The exercise = Collect all lines from the records below that include the word "scene".

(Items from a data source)
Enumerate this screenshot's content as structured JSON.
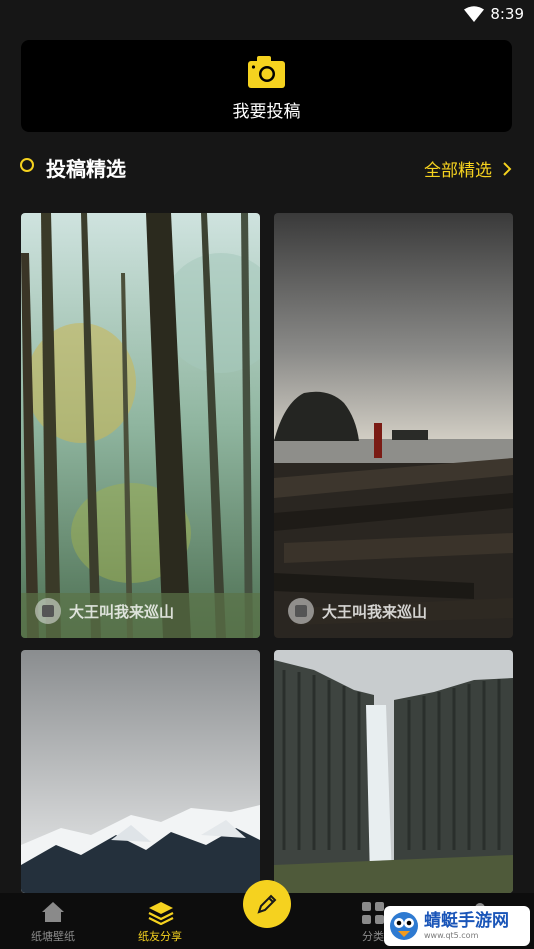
{
  "status_bar": {
    "time": "8:39"
  },
  "submit": {
    "label": "我要投稿",
    "icon": "camera-icon"
  },
  "section": {
    "title": "投稿精选",
    "see_all": "全部精选"
  },
  "posts": [
    {
      "author": "大王叫我来巡山",
      "scene": "forest"
    },
    {
      "author": "大王叫我来巡山",
      "scene": "coast-driftwood"
    },
    {
      "author": "",
      "scene": "snowy-mountain"
    },
    {
      "author": "",
      "scene": "waterfall-basalt"
    }
  ],
  "tabbar": {
    "tabs": [
      {
        "label": "纸塘壁纸",
        "icon": "home-icon"
      },
      {
        "label": "纸友分享",
        "icon": "layers-icon",
        "active": true
      },
      {
        "label": "",
        "icon": "edit-icon"
      },
      {
        "label": "分类",
        "icon": "grid-icon"
      },
      {
        "label": "",
        "icon": "profile-icon"
      }
    ]
  },
  "watermark": {
    "name": "蜻蜓手游网",
    "url": "www.qt5.com"
  },
  "colors": {
    "accent": "#f5d21f",
    "background": "#161616",
    "card": "#000000"
  }
}
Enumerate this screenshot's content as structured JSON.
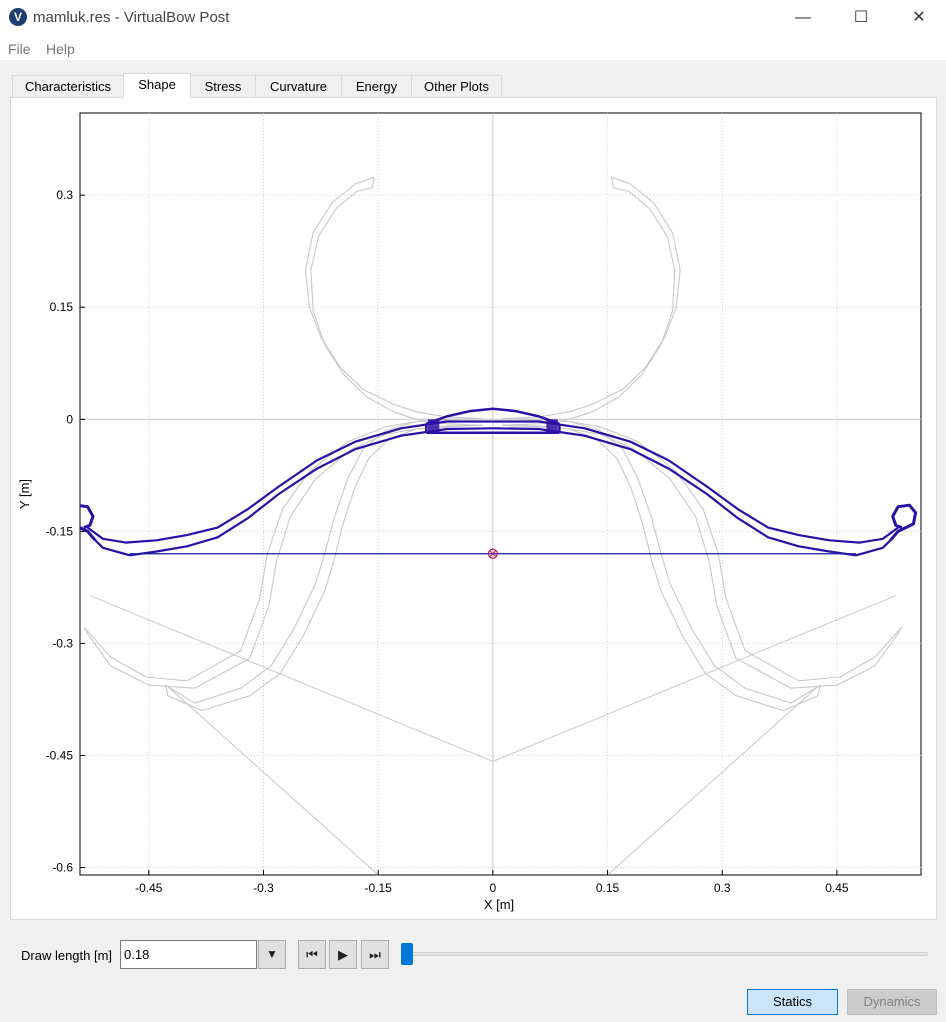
{
  "window": {
    "title": "mamluk.res - VirtualBow Post",
    "controls": {
      "minimize": "—",
      "maximize": "☐",
      "close": "✕"
    }
  },
  "menu": {
    "items": [
      "File",
      "Help"
    ]
  },
  "tabs": [
    "Characteristics",
    "Shape",
    "Stress",
    "Curvature",
    "Energy",
    "Other Plots"
  ],
  "active_tab": "Shape",
  "colors": {
    "current": "#2c0fa6",
    "ghost": "#c8c8c8",
    "string": "#1a1a9e",
    "marker": "#c2185b"
  },
  "chart_data": {
    "type": "line",
    "xlabel": "X [m]",
    "ylabel": "Y [m]",
    "xlim": [
      -0.54,
      0.56
    ],
    "ylim": [
      -0.61,
      0.41
    ],
    "xticks": [
      -0.45,
      -0.3,
      -0.15,
      0,
      0.15,
      0.3,
      0.45
    ],
    "xtick_labels": [
      "-0.45",
      "-0.3",
      "-0.15",
      "0",
      "0.15",
      "0.3",
      "0.45"
    ],
    "yticks": [
      0.3,
      0.15,
      0,
      -0.15,
      -0.3,
      -0.45,
      -0.6
    ],
    "ytick_labels": [
      "0.3",
      "0.15",
      "0",
      "-0.15",
      "-0.3",
      "-0.45",
      "-0.6"
    ],
    "grid": true,
    "ghost_outer": [
      [
        0.013,
        0.001
      ],
      [
        0.06,
        -0.001
      ],
      [
        0.1,
        -0.003
      ],
      [
        0.14,
        -0.01
      ],
      [
        0.19,
        -0.03
      ],
      [
        0.24,
        -0.07
      ],
      [
        0.275,
        -0.12
      ],
      [
        0.295,
        -0.18
      ],
      [
        0.305,
        -0.24
      ],
      [
        0.33,
        -0.31
      ],
      [
        0.4,
        -0.35
      ],
      [
        0.454,
        -0.345
      ],
      [
        0.5,
        -0.318
      ],
      [
        0.535,
        -0.278
      ]
    ],
    "ghost_outer_b": [
      [
        0.013,
        -0.008
      ],
      [
        0.06,
        -0.01
      ],
      [
        0.1,
        -0.013
      ],
      [
        0.14,
        -0.02
      ],
      [
        0.185,
        -0.04
      ],
      [
        0.232,
        -0.08
      ],
      [
        0.265,
        -0.13
      ],
      [
        0.283,
        -0.19
      ],
      [
        0.293,
        -0.25
      ],
      [
        0.318,
        -0.32
      ],
      [
        0.39,
        -0.36
      ],
      [
        0.45,
        -0.356
      ],
      [
        0.5,
        -0.33
      ],
      [
        0.528,
        -0.29
      ]
    ],
    "ghost_inner": [
      [
        0.013,
        0.001
      ],
      [
        0.06,
        0.0
      ],
      [
        0.1,
        -0.003
      ],
      [
        0.14,
        -0.015
      ],
      [
        0.17,
        -0.04
      ],
      [
        0.19,
        -0.08
      ],
      [
        0.207,
        -0.13
      ],
      [
        0.22,
        -0.18
      ],
      [
        0.232,
        -0.22
      ],
      [
        0.26,
        -0.28
      ],
      [
        0.29,
        -0.33
      ],
      [
        0.33,
        -0.36
      ],
      [
        0.39,
        -0.38
      ],
      [
        0.428,
        -0.356
      ]
    ],
    "ghost_inner_b": [
      [
        0.013,
        -0.008
      ],
      [
        0.06,
        -0.009
      ],
      [
        0.1,
        -0.013
      ],
      [
        0.135,
        -0.026
      ],
      [
        0.162,
        -0.052
      ],
      [
        0.18,
        -0.09
      ],
      [
        0.196,
        -0.14
      ],
      [
        0.208,
        -0.19
      ],
      [
        0.22,
        -0.23
      ],
      [
        0.248,
        -0.29
      ],
      [
        0.278,
        -0.34
      ],
      [
        0.318,
        -0.37
      ],
      [
        0.38,
        -0.39
      ],
      [
        0.425,
        -0.37
      ]
    ],
    "ghost_top": [
      [
        0.013,
        0.001
      ],
      [
        0.06,
        0.003
      ],
      [
        0.1,
        0.01
      ],
      [
        0.13,
        0.02
      ],
      [
        0.17,
        0.04
      ],
      [
        0.2,
        0.07
      ],
      [
        0.225,
        0.11
      ],
      [
        0.24,
        0.15
      ],
      [
        0.245,
        0.2
      ],
      [
        0.235,
        0.25
      ],
      [
        0.21,
        0.29
      ],
      [
        0.18,
        0.315
      ],
      [
        0.155,
        0.324
      ]
    ],
    "ghost_top_b": [
      [
        0.013,
        -0.008
      ],
      [
        0.06,
        -0.006
      ],
      [
        0.1,
        0.0
      ],
      [
        0.13,
        0.01
      ],
      [
        0.165,
        0.03
      ],
      [
        0.195,
        0.06
      ],
      [
        0.22,
        0.1
      ],
      [
        0.235,
        0.145
      ],
      [
        0.238,
        0.2
      ],
      [
        0.228,
        0.245
      ],
      [
        0.205,
        0.282
      ],
      [
        0.178,
        0.305
      ],
      [
        0.158,
        0.31
      ]
    ],
    "ghost_string_outer": [
      [
        -0.527,
        -0.236
      ],
      [
        0,
        -0.458
      ],
      [
        0.527,
        -0.236
      ]
    ],
    "ghost_string_inner": [
      [
        -0.427,
        -0.356
      ],
      [
        -0.15,
        -0.61
      ]
    ],
    "limb_outer": [
      [
        0.0,
        -0.003
      ],
      [
        0.06,
        -0.003
      ],
      [
        0.12,
        -0.012
      ],
      [
        0.18,
        -0.03
      ],
      [
        0.23,
        -0.055
      ],
      [
        0.28,
        -0.09
      ],
      [
        0.32,
        -0.12
      ],
      [
        0.36,
        -0.145
      ],
      [
        0.4,
        -0.155
      ],
      [
        0.44,
        -0.162
      ],
      [
        0.48,
        -0.165
      ],
      [
        0.51,
        -0.16
      ],
      [
        0.53,
        -0.145
      ]
    ],
    "limb_inner": [
      [
        0.0,
        -0.012
      ],
      [
        0.06,
        -0.013
      ],
      [
        0.12,
        -0.022
      ],
      [
        0.18,
        -0.04
      ],
      [
        0.23,
        -0.066
      ],
      [
        0.28,
        -0.1
      ],
      [
        0.32,
        -0.132
      ],
      [
        0.36,
        -0.158
      ],
      [
        0.4,
        -0.17
      ],
      [
        0.44,
        -0.177
      ],
      [
        0.475,
        -0.182
      ],
      [
        0.51,
        -0.172
      ],
      [
        0.52,
        -0.162
      ]
    ],
    "tip_curl": [
      [
        0.52,
        -0.162
      ],
      [
        0.53,
        -0.15
      ],
      [
        0.55,
        -0.14
      ],
      [
        0.553,
        -0.125
      ],
      [
        0.545,
        -0.115
      ],
      [
        0.53,
        -0.117
      ],
      [
        0.523,
        -0.13
      ],
      [
        0.527,
        -0.142
      ],
      [
        0.535,
        -0.145
      ]
    ],
    "riser_top": [
      [
        -0.087,
        -0.006
      ],
      [
        -0.06,
        0.004
      ],
      [
        -0.03,
        0.011
      ],
      [
        0.0,
        0.014
      ],
      [
        0.03,
        0.011
      ],
      [
        0.06,
        0.004
      ],
      [
        0.087,
        -0.006
      ]
    ],
    "riser_bottom_y": -0.018,
    "riser_x": 0.087,
    "string_y": -0.18,
    "string_x_end": 0.475,
    "arrow_point": [
      0,
      -0.18
    ],
    "draw_length_value": 0.18
  },
  "controls": {
    "draw_length_label": "Draw length [m]",
    "draw_length_value": "0.18",
    "combo_icon": "▼",
    "first_icon": "⏮",
    "play_icon": "▶",
    "last_icon": "⏭",
    "slider_fraction": 0.0,
    "statics_label": "Statics",
    "dynamics_label": "Dynamics"
  }
}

Written answer =
      "scene": "forest"
      "scene": "coast-driftwood"
      "scene": "snowy-mountain"
      "scene": "waterfall-basalt"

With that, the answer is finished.